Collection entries
>> START

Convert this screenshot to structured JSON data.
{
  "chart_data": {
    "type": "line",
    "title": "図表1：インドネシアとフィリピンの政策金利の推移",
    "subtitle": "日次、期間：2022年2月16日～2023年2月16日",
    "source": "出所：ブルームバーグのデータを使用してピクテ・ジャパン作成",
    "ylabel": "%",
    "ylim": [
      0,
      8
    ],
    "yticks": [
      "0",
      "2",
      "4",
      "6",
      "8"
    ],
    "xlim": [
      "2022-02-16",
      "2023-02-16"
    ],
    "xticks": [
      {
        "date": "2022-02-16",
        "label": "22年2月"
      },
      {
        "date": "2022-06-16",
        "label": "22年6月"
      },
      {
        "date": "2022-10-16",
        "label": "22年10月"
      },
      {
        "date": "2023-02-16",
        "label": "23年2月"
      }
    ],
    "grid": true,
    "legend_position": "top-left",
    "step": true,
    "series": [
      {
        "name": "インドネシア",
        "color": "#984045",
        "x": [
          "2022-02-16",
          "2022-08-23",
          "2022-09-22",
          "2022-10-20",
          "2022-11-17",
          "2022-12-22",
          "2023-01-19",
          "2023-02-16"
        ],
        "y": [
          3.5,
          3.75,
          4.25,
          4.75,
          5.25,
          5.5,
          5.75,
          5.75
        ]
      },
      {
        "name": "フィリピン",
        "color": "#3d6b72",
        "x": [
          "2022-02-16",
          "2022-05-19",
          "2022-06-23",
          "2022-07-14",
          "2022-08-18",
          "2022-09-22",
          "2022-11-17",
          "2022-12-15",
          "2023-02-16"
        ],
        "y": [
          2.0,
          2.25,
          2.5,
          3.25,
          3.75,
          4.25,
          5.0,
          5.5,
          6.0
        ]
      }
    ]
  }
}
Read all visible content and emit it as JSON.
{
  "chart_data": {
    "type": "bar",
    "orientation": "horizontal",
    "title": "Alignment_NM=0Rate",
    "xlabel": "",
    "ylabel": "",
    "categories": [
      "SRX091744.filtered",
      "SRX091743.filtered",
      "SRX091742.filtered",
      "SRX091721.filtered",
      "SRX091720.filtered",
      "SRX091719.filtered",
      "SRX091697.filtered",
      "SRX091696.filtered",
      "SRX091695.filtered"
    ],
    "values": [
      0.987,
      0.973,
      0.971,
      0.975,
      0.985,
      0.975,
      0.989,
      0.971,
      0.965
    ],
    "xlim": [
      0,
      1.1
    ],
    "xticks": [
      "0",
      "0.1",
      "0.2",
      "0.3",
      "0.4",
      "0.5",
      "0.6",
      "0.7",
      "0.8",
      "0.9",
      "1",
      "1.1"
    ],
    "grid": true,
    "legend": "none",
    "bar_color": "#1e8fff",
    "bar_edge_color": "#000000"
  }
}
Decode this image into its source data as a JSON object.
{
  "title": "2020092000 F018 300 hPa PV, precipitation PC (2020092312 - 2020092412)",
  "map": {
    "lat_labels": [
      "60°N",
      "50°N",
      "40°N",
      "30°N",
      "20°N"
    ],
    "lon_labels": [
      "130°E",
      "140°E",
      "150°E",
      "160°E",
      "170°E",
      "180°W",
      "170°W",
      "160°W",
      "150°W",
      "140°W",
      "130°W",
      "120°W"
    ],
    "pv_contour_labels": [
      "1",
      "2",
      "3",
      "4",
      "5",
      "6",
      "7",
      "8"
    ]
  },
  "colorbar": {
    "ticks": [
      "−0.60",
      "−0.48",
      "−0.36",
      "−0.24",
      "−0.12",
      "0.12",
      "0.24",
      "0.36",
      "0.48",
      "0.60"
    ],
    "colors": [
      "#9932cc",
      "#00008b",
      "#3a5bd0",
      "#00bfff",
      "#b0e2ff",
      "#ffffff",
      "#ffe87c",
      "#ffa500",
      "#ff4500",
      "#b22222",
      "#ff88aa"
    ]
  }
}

>> END
>> START

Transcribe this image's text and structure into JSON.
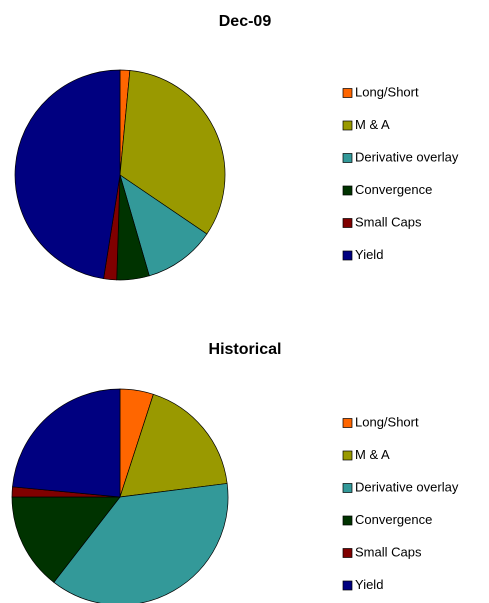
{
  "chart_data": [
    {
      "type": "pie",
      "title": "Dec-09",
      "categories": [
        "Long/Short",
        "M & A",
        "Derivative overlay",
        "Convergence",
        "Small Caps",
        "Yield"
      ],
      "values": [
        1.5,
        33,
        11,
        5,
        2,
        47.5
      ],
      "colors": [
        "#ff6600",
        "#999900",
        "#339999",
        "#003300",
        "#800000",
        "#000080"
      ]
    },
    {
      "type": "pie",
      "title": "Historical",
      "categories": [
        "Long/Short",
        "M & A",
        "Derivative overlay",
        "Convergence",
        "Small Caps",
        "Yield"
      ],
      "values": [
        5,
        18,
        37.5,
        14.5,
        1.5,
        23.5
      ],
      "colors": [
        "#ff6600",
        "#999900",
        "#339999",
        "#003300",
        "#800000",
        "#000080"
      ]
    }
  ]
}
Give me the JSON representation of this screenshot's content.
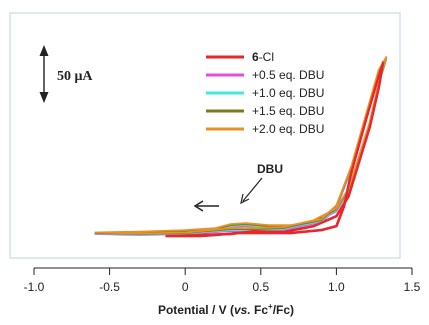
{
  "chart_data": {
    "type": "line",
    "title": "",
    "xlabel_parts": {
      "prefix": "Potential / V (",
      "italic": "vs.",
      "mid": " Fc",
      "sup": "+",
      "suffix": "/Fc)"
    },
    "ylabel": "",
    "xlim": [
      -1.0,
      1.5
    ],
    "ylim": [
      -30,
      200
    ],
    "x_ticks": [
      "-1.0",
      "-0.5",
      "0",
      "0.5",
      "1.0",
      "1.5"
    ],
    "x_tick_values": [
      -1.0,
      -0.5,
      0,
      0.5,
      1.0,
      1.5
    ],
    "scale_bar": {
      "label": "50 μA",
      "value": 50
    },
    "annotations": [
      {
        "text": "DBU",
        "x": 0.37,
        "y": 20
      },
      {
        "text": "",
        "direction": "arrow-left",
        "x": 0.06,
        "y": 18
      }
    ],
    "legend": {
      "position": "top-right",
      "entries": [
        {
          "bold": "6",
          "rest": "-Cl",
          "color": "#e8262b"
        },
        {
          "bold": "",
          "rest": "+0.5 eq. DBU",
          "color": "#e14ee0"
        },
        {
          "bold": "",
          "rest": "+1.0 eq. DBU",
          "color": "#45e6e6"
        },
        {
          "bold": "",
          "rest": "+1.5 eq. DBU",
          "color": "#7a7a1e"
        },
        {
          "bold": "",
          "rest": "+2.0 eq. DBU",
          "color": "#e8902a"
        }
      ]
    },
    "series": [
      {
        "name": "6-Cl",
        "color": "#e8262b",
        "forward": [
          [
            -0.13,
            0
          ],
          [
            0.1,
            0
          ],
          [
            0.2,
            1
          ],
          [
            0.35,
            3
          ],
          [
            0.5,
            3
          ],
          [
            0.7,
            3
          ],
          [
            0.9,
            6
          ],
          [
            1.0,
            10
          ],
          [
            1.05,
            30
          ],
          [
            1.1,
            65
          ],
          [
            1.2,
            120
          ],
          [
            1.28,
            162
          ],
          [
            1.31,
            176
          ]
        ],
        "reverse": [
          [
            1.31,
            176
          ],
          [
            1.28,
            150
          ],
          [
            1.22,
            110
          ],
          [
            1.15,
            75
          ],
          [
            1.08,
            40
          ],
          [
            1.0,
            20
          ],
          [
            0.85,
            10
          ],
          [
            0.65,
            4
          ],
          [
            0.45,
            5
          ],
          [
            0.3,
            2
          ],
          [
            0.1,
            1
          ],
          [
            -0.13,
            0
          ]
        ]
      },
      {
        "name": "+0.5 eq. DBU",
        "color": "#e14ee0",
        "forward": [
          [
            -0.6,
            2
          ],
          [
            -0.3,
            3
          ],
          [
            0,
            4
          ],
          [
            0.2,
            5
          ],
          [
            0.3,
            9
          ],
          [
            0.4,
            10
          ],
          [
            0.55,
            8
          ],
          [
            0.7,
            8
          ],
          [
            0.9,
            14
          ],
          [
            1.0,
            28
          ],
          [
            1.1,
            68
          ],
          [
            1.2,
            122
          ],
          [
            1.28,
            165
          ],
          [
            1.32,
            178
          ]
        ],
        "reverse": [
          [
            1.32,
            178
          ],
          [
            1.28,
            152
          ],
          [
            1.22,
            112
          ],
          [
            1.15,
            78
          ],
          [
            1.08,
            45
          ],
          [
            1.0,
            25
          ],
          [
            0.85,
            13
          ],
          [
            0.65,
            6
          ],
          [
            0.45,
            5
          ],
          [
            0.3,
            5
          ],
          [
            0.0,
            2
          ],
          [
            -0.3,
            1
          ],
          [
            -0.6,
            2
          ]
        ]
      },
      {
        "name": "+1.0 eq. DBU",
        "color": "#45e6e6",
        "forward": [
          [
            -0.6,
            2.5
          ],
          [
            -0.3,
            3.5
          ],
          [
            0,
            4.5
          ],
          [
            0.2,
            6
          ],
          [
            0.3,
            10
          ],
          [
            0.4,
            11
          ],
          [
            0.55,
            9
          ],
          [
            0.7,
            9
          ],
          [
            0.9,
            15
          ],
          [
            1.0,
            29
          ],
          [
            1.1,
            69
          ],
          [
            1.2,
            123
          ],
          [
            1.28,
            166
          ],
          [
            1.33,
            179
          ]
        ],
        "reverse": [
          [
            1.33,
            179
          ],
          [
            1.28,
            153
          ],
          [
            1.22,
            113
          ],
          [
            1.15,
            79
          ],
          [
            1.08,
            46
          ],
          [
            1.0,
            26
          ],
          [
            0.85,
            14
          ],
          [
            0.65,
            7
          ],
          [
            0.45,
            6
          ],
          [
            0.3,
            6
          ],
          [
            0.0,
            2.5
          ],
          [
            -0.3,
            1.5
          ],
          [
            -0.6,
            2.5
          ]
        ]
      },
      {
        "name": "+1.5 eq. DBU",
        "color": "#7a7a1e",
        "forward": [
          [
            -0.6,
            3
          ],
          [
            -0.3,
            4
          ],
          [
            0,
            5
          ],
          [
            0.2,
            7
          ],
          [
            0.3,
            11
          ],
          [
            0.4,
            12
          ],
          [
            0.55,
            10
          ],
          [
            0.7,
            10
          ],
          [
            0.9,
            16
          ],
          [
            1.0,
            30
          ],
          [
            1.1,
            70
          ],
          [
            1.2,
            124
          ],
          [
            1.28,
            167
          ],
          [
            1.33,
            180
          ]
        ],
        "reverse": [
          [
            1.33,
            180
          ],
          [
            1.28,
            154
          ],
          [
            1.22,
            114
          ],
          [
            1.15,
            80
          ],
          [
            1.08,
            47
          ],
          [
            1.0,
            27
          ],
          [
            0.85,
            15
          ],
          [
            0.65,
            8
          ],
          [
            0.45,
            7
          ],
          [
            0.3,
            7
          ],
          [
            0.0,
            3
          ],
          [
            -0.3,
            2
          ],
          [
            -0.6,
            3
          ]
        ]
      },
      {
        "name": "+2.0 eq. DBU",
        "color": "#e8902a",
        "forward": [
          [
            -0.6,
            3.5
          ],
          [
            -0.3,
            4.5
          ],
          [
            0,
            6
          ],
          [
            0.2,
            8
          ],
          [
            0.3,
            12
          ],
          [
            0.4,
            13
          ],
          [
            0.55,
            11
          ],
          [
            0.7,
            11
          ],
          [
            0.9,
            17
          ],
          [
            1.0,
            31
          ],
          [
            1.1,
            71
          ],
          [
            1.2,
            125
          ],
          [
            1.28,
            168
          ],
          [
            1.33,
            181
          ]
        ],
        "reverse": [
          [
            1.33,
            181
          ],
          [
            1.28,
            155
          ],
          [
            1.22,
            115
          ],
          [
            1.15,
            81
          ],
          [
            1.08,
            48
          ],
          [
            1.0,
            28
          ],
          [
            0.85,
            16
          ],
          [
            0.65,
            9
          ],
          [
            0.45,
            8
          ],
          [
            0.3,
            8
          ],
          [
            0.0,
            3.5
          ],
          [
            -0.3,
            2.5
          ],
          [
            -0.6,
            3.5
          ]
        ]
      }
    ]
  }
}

>> END
>> START

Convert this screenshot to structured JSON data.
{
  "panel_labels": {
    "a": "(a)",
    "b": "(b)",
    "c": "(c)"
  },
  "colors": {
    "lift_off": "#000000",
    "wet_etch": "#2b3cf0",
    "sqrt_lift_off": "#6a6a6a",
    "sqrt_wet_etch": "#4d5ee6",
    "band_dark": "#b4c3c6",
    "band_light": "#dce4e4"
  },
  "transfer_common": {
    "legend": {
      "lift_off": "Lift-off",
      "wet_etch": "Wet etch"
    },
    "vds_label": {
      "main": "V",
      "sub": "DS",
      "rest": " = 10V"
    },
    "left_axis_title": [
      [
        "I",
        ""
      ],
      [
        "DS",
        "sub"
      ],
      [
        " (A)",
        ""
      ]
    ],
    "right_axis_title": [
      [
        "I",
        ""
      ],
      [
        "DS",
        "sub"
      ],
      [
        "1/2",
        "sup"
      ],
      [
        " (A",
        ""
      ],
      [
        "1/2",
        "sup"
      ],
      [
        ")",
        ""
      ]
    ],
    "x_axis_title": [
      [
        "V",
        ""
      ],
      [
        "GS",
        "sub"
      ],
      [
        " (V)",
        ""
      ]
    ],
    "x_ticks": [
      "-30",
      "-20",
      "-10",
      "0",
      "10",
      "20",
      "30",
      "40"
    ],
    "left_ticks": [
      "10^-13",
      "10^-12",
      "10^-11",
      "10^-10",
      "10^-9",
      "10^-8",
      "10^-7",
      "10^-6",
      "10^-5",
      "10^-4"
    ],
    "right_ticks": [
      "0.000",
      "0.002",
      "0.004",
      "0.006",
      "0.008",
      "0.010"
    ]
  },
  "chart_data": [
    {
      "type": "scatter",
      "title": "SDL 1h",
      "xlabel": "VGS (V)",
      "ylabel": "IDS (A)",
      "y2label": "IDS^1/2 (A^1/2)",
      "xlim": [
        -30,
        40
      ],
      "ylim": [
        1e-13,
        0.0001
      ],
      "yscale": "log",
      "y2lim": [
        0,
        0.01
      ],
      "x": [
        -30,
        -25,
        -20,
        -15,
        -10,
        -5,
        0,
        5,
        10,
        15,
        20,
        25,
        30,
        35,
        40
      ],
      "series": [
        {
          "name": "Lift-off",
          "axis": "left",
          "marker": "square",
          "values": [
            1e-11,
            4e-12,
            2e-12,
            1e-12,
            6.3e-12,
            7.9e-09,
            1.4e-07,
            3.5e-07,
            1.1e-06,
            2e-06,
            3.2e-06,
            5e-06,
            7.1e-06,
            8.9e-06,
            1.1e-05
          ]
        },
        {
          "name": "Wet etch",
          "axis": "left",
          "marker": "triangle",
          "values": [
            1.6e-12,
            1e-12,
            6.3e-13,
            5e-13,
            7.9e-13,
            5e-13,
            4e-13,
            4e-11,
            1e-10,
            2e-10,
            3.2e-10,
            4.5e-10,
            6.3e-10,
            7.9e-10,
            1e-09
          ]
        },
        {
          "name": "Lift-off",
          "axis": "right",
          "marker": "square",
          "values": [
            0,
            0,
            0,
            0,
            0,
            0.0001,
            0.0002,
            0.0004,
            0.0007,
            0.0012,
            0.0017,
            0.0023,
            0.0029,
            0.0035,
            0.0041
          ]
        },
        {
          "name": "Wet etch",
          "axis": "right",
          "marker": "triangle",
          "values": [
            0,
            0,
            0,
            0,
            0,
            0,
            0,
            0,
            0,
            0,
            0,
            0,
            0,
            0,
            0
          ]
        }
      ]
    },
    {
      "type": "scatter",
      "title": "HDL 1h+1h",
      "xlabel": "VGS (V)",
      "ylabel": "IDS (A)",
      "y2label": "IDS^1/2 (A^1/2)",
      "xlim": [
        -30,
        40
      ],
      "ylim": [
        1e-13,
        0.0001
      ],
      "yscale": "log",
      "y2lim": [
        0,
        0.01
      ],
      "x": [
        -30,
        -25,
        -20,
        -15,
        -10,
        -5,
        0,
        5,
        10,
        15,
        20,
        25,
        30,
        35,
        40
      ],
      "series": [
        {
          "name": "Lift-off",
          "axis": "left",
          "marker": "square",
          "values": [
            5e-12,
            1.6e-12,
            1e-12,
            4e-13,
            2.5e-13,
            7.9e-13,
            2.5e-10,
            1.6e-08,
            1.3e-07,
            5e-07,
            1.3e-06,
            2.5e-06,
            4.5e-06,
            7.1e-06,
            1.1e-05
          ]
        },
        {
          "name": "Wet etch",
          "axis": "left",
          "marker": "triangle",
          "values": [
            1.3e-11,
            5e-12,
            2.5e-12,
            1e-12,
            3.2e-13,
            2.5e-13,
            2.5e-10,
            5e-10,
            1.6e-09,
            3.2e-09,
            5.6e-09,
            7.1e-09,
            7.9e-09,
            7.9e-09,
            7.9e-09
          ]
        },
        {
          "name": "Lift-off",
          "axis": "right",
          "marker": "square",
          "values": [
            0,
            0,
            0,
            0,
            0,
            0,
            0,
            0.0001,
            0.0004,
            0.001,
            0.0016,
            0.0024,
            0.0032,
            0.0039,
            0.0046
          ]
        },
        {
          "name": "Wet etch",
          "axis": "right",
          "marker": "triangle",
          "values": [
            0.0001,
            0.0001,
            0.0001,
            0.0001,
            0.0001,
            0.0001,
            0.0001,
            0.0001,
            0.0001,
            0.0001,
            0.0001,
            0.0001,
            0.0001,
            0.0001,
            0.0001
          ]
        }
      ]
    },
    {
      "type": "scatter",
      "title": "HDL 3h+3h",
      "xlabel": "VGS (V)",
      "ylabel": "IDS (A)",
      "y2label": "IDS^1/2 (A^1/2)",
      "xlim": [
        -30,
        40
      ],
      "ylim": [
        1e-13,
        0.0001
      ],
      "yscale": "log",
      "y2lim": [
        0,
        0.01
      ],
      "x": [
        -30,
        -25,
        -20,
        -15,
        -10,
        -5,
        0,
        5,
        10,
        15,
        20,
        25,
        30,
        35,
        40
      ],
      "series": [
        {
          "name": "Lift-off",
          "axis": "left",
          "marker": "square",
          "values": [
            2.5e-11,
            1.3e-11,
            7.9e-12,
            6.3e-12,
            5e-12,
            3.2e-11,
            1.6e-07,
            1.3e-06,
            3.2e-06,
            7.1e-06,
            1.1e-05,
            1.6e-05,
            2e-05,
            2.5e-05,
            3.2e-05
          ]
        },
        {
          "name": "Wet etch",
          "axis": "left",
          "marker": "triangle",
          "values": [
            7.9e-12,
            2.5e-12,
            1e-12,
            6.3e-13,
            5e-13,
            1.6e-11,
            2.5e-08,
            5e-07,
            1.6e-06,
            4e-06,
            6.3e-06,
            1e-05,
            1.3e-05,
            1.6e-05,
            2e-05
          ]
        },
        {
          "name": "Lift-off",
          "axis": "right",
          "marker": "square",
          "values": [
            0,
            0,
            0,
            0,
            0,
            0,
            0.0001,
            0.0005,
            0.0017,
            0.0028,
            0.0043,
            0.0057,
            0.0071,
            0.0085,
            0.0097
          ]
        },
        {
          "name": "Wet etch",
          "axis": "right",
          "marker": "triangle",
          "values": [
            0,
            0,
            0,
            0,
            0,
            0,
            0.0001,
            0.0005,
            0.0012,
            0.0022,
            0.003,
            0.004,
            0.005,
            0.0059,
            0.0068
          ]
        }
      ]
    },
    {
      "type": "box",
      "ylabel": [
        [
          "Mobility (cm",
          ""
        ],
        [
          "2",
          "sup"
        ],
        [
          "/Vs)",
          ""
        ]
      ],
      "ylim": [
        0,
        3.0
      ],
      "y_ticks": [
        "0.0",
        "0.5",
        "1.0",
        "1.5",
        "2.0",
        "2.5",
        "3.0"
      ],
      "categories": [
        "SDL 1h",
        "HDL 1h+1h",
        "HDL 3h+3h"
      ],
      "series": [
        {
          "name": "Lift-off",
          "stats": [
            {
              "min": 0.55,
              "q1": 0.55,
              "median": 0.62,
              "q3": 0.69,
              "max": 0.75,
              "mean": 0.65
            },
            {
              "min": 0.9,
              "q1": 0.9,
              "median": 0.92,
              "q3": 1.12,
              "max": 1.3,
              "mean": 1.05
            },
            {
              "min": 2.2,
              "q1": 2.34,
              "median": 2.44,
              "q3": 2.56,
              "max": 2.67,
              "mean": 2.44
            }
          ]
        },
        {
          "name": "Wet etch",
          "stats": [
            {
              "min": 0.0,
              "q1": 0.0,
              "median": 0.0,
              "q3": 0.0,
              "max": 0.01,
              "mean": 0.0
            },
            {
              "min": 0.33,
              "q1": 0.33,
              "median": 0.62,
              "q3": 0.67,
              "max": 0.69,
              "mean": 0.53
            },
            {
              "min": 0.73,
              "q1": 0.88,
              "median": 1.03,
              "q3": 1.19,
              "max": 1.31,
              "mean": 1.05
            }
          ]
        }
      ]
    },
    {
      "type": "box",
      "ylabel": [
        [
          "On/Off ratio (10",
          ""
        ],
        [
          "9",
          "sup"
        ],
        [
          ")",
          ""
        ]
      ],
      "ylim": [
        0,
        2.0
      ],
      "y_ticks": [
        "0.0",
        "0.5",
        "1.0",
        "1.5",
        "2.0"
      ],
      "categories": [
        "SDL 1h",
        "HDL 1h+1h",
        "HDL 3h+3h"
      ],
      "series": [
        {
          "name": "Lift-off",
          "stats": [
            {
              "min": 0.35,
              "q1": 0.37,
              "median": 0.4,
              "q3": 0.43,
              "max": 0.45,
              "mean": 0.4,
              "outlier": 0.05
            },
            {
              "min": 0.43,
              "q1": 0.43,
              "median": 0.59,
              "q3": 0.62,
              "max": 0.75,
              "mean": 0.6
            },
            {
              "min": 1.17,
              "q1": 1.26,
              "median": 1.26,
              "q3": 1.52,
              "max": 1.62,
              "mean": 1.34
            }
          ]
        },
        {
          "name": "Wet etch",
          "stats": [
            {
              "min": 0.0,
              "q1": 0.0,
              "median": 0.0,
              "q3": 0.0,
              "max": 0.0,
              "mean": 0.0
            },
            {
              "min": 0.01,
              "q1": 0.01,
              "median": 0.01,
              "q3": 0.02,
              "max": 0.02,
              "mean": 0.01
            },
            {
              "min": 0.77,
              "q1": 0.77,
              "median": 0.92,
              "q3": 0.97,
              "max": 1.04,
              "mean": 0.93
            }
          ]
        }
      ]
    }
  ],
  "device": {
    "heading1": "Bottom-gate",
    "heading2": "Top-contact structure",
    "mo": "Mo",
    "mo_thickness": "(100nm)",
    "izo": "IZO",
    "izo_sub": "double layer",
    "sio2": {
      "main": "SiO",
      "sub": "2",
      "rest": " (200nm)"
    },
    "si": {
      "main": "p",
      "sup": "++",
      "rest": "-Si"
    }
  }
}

>> END

Sift the material for lines with the string "this". Copy each one found.

COMPLETED EXERCISE:
Convert this screenshot to structured JSON data.
Decode this image into its source data as a JSON object.
Transcribe this image's text and structure into JSON.
Give me the JSON representation of this screenshot's content.
Convert this screenshot to structured JSON data.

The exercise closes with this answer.